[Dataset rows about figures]

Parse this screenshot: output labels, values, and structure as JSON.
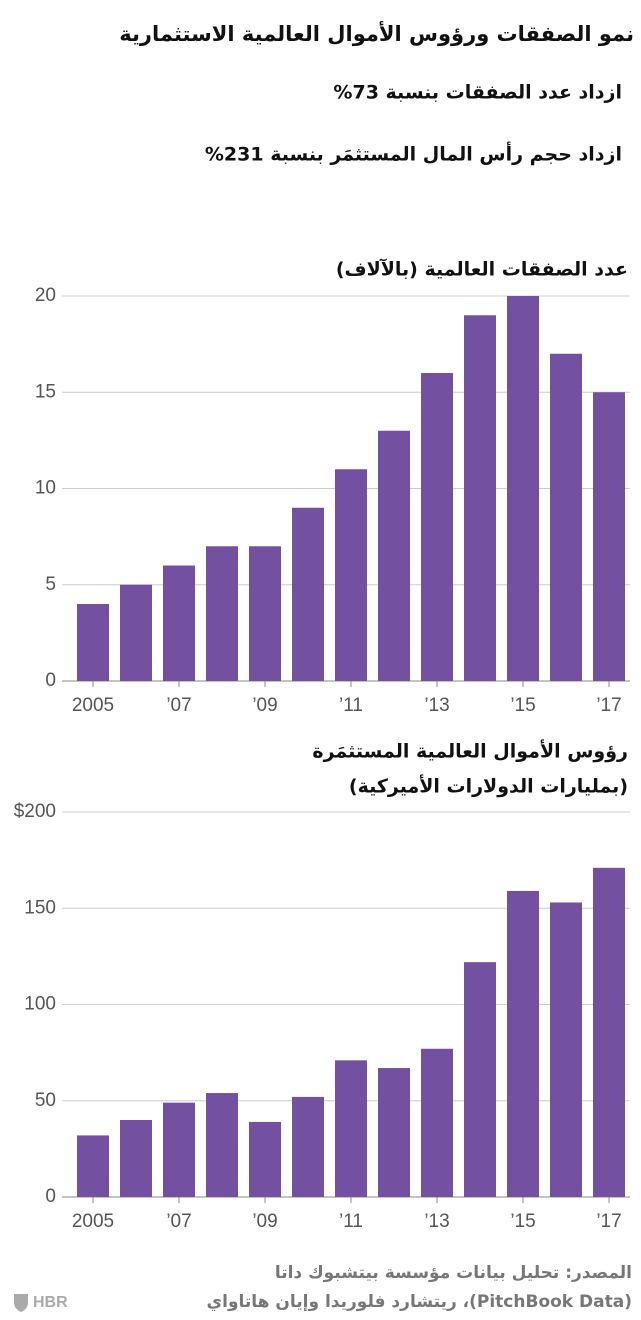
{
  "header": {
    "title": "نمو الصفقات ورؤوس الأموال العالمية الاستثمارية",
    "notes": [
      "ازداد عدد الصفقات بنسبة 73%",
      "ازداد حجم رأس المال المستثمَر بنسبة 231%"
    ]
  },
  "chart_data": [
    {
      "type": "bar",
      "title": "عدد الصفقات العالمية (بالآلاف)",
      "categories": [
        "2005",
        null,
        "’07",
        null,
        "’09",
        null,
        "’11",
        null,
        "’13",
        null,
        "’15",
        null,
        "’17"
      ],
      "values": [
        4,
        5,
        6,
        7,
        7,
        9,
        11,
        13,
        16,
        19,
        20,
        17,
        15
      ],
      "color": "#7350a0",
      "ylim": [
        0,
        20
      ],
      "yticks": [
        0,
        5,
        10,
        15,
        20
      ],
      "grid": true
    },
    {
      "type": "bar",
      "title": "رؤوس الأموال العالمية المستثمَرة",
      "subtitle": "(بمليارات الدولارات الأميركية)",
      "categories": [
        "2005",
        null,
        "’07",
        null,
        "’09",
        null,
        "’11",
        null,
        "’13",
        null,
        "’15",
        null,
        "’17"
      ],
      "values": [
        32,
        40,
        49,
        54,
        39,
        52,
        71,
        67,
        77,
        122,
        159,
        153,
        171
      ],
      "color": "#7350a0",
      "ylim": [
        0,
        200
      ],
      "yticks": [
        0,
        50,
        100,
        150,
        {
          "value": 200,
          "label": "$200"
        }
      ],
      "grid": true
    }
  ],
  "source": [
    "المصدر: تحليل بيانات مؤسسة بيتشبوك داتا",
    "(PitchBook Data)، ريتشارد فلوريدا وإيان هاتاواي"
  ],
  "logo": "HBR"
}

**STATED TASK:**
Print out the lines exactly, skipping any picture.

**TASK RESULT:**
Parse this screenshot: output labels, values, and structure as JSON.
{
  "header": {
    "title": "نمو الصفقات ورؤوس الأموال العالمية الاستثمارية",
    "notes": [
      "ازداد عدد الصفقات بنسبة 73%",
      "ازداد حجم رأس المال المستثمَر بنسبة 231%"
    ]
  },
  "chart_data": [
    {
      "type": "bar",
      "title": "عدد الصفقات العالمية (بالآلاف)",
      "categories": [
        "2005",
        null,
        "’07",
        null,
        "’09",
        null,
        "’11",
        null,
        "’13",
        null,
        "’15",
        null,
        "’17"
      ],
      "values": [
        4,
        5,
        6,
        7,
        7,
        9,
        11,
        13,
        16,
        19,
        20,
        17,
        15
      ],
      "color": "#7350a0",
      "ylim": [
        0,
        20
      ],
      "yticks": [
        0,
        5,
        10,
        15,
        20
      ],
      "grid": true
    },
    {
      "type": "bar",
      "title": "رؤوس الأموال العالمية المستثمَرة",
      "subtitle": "(بمليارات الدولارات الأميركية)",
      "categories": [
        "2005",
        null,
        "’07",
        null,
        "’09",
        null,
        "’11",
        null,
        "’13",
        null,
        "’15",
        null,
        "’17"
      ],
      "values": [
        32,
        40,
        49,
        54,
        39,
        52,
        71,
        67,
        77,
        122,
        159,
        153,
        171
      ],
      "color": "#7350a0",
      "ylim": [
        0,
        200
      ],
      "yticks": [
        0,
        50,
        100,
        150,
        {
          "value": 200,
          "label": "$200"
        }
      ],
      "grid": true
    }
  ],
  "source": [
    "المصدر: تحليل بيانات مؤسسة بيتشبوك داتا",
    "(PitchBook Data)، ريتشارد فلوريدا وإيان هاتاواي"
  ],
  "logo": "HBR"
}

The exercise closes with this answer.